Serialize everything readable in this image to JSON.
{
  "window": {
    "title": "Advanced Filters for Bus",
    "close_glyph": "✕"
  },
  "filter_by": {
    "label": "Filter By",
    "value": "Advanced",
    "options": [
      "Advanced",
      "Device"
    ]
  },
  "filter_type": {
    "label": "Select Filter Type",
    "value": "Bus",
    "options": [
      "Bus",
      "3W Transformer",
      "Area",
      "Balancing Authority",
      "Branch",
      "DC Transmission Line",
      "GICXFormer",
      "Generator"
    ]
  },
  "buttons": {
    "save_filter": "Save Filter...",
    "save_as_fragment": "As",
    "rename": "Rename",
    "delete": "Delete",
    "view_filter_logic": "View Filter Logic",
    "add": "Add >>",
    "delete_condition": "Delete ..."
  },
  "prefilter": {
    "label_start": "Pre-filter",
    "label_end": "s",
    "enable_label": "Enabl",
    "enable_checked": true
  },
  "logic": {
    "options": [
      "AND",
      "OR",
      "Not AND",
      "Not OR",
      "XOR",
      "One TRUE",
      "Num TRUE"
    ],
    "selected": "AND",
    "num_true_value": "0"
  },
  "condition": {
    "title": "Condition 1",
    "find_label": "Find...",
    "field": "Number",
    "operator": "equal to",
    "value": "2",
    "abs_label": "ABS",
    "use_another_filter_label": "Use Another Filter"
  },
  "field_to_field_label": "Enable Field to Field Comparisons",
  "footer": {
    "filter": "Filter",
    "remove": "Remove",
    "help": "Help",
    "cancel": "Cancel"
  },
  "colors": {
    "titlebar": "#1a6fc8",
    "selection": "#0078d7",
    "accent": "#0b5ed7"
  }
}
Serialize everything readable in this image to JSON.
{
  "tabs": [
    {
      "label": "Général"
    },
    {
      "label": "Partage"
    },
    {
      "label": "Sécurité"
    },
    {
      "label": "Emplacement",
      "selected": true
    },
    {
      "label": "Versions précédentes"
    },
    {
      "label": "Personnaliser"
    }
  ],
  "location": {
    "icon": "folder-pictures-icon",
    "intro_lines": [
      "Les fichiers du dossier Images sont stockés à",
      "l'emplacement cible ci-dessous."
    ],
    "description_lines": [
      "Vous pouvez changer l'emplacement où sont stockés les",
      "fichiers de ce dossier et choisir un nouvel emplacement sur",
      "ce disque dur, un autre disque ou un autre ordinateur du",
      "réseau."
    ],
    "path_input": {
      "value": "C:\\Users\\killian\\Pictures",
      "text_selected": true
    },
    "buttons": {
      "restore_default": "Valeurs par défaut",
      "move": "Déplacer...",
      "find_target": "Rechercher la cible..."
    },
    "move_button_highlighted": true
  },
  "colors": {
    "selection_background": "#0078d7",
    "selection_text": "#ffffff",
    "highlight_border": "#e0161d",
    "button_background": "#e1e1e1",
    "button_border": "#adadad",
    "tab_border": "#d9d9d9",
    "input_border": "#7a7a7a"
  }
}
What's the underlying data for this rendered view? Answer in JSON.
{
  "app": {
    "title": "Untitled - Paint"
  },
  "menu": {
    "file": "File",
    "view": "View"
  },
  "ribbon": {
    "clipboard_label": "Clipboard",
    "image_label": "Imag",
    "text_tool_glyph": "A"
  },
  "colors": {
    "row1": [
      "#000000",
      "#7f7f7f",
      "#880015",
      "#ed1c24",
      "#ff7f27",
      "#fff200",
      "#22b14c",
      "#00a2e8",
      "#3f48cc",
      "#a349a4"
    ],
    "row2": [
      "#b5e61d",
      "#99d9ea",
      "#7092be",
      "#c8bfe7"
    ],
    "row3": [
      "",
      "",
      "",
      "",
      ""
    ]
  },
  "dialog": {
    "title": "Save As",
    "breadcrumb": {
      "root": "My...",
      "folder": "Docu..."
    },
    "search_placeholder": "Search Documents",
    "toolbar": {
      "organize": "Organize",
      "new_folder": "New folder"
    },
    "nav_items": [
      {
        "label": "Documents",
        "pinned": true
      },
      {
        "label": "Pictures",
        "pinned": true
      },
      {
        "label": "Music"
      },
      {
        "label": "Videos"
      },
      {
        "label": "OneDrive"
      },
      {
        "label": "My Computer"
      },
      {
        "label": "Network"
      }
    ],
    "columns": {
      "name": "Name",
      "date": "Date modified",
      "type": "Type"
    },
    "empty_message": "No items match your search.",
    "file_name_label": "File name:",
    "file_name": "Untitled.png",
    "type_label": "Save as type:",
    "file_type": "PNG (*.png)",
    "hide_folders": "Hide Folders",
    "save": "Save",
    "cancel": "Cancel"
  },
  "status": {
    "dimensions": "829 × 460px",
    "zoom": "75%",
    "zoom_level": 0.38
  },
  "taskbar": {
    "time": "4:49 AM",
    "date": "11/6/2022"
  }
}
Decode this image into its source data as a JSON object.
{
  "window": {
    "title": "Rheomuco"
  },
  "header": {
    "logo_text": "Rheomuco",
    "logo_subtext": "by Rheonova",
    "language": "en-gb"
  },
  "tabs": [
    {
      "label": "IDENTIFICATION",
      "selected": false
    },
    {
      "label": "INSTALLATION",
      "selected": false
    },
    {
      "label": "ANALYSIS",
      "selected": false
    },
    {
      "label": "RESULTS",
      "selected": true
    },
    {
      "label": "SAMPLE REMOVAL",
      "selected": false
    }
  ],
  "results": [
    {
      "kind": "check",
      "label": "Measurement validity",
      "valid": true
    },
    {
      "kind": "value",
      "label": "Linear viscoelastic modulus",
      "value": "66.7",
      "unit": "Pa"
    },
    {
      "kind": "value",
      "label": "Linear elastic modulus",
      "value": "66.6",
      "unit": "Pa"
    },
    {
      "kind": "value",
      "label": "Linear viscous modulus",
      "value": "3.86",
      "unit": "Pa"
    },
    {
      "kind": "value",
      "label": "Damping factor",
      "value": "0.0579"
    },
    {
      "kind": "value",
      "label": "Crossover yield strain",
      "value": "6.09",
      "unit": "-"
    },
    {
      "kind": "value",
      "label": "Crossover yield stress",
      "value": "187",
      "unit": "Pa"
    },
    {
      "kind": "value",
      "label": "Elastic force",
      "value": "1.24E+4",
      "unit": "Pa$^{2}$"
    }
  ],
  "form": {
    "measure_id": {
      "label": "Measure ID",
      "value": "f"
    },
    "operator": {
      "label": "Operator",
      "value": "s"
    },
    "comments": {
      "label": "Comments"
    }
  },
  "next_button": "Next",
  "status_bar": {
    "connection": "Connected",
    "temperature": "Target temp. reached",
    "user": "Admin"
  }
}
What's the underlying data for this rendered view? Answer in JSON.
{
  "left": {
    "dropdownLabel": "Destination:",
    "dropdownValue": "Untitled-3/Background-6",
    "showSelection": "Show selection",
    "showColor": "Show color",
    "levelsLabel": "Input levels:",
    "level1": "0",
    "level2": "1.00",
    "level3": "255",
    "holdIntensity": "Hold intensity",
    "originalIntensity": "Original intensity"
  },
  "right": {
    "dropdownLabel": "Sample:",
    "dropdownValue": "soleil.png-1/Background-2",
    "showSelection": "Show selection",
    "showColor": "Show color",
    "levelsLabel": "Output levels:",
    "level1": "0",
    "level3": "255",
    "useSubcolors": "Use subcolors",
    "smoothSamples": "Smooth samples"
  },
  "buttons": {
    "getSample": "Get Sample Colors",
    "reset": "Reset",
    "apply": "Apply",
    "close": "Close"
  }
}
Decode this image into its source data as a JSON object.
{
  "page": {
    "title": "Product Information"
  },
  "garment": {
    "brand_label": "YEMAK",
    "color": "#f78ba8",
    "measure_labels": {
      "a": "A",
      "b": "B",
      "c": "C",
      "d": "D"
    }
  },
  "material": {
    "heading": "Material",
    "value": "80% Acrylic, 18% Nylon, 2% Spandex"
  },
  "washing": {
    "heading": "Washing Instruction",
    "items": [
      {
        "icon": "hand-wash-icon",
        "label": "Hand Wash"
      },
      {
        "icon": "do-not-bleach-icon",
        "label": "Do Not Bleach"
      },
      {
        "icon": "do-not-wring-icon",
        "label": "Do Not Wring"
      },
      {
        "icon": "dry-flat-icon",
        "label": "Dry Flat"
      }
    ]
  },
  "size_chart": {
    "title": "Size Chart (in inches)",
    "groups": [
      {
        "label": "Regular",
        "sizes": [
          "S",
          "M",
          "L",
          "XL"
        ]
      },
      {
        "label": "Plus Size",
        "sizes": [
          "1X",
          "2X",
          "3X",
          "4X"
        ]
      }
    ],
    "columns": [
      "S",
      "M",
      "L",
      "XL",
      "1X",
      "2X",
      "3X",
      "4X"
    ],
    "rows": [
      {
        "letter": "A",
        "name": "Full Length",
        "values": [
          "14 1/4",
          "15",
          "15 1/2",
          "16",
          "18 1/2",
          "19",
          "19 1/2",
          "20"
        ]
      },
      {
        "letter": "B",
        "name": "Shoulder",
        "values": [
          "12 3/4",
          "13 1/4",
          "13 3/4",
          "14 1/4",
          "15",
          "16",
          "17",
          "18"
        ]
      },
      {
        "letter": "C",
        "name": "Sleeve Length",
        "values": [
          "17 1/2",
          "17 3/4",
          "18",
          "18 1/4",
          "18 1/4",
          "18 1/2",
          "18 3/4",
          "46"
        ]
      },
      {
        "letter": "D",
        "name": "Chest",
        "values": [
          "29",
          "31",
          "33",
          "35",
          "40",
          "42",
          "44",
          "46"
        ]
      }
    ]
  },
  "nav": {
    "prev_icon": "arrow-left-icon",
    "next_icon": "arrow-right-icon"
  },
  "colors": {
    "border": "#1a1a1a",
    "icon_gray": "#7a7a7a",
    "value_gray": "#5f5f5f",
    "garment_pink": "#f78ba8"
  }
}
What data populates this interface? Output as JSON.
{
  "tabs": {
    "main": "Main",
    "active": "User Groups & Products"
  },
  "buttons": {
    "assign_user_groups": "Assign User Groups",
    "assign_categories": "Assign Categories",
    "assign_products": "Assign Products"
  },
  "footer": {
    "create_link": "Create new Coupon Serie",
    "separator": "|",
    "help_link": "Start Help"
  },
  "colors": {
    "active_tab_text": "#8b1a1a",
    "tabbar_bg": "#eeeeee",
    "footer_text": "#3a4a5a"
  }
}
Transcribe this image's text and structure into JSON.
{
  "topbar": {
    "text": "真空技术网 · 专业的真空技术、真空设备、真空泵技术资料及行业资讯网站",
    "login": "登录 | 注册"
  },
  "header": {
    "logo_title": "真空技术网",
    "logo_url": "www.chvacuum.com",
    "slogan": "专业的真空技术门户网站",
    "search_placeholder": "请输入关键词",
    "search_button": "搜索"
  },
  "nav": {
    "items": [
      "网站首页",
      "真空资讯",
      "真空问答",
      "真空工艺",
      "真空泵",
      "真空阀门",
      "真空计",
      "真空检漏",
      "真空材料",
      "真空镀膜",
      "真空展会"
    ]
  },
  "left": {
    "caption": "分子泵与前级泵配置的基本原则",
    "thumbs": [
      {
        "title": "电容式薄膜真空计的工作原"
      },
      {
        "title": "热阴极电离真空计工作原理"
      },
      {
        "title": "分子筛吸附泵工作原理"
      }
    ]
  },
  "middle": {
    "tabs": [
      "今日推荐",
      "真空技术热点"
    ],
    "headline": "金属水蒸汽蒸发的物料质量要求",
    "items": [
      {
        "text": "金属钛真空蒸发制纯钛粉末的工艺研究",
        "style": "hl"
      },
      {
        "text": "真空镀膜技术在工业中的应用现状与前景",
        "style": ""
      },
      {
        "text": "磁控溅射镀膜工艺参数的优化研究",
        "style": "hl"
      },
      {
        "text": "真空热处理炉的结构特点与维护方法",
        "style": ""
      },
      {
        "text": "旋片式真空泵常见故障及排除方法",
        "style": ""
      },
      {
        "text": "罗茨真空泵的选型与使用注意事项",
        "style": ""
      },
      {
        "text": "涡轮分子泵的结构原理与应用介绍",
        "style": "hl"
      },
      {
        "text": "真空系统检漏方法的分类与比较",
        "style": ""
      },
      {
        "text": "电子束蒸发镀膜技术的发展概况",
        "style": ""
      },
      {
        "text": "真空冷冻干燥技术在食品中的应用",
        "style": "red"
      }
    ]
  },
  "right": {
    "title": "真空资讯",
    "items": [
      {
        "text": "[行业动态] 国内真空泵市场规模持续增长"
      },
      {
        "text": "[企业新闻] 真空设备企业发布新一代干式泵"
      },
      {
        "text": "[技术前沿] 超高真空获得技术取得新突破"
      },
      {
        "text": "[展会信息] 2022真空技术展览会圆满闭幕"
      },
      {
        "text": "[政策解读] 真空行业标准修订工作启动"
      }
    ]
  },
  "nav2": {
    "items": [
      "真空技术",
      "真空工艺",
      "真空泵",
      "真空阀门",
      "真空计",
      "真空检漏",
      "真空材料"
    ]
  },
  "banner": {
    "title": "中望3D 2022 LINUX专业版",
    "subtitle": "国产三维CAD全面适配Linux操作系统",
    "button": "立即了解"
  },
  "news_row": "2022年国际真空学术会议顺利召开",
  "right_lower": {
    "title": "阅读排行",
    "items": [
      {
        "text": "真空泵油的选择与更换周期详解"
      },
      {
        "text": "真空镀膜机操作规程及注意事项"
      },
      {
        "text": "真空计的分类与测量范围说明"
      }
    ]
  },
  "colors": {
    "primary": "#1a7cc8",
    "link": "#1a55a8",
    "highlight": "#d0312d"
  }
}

- **EXERCISE GOAL**:
Locate the word "真空技术网" in the entries, and copy every line where it is found.

- **SOLVED EXERCISE**:
    "text": "真空技术网 · 专业的真空技术、真空设备、真空泵技术资料及行业资讯网站",
    "logo_title": "真空技术网",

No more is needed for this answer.